**WHAT YOU WILL DO**
List every line in the entries below that contains the string "header". Case counts.
## Start
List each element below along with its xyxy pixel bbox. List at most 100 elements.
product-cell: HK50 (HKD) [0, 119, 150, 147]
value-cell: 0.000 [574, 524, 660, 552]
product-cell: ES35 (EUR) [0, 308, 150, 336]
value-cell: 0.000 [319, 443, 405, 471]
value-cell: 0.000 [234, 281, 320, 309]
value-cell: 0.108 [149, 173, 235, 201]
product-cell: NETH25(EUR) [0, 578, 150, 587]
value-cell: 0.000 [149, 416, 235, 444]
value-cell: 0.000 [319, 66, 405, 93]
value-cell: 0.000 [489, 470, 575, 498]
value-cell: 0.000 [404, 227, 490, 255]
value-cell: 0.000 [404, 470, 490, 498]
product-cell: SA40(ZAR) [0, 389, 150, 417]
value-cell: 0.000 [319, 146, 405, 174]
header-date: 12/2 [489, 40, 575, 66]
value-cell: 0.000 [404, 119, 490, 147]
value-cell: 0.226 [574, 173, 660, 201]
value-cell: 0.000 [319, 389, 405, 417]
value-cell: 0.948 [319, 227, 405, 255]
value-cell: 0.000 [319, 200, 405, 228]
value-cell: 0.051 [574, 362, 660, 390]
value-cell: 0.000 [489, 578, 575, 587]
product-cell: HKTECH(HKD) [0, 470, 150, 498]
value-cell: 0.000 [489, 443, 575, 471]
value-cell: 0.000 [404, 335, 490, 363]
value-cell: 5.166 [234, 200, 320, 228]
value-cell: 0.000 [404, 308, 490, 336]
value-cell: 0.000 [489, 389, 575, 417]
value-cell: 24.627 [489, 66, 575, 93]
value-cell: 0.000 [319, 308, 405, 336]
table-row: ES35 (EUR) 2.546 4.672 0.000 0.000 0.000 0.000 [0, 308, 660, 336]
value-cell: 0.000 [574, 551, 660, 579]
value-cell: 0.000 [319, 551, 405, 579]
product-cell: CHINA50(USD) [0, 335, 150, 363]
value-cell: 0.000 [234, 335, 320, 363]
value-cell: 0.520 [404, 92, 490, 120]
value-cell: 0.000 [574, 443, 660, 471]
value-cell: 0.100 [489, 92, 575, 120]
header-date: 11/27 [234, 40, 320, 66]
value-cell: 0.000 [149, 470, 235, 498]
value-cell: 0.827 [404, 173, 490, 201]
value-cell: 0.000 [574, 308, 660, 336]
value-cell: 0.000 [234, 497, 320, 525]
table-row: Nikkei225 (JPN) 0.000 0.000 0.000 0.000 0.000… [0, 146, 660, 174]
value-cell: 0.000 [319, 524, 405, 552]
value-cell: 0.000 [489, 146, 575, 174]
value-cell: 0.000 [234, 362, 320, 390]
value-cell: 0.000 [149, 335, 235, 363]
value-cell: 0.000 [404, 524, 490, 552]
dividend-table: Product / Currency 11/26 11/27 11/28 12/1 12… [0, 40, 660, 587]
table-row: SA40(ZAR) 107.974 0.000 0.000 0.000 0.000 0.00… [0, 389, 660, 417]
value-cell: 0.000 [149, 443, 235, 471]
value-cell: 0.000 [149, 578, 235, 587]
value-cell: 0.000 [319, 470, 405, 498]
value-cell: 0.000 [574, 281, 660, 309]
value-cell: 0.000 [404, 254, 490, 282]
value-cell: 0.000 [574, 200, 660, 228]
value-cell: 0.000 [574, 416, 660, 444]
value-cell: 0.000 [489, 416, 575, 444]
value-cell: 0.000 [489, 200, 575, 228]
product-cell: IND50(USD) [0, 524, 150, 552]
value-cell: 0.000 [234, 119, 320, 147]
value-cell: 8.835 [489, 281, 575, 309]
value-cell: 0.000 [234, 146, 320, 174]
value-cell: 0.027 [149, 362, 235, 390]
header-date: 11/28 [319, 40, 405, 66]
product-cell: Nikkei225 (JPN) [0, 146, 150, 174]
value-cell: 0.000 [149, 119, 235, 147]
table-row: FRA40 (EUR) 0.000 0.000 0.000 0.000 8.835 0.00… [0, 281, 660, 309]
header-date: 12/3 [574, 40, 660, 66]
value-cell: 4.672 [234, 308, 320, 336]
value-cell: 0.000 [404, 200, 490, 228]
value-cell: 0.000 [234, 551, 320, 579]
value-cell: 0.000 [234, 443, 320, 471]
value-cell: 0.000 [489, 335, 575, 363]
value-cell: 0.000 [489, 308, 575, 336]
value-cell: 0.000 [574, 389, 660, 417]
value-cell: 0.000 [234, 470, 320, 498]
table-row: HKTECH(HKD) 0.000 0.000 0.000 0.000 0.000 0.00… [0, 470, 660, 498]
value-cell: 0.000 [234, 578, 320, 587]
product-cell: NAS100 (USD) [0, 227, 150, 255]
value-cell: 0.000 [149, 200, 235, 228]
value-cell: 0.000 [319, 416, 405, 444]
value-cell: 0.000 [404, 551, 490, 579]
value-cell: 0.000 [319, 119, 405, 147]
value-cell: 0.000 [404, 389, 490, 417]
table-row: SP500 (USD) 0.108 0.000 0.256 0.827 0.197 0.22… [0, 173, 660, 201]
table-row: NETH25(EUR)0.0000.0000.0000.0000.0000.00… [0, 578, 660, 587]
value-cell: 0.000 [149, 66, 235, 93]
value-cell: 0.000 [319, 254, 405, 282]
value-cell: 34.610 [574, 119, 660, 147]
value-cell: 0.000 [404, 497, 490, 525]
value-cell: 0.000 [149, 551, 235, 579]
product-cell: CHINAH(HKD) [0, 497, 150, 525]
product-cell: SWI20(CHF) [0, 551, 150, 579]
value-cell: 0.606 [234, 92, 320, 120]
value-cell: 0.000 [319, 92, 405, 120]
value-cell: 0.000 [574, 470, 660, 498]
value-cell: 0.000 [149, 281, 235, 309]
## End
**FINAL ANSWER**
header-date: 12/2 [489, 40, 575, 66]
header-date: 11/27 [234, 40, 320, 66]
header-date: 11/28 [319, 40, 405, 66]
header-date: 12/3 [574, 40, 660, 66]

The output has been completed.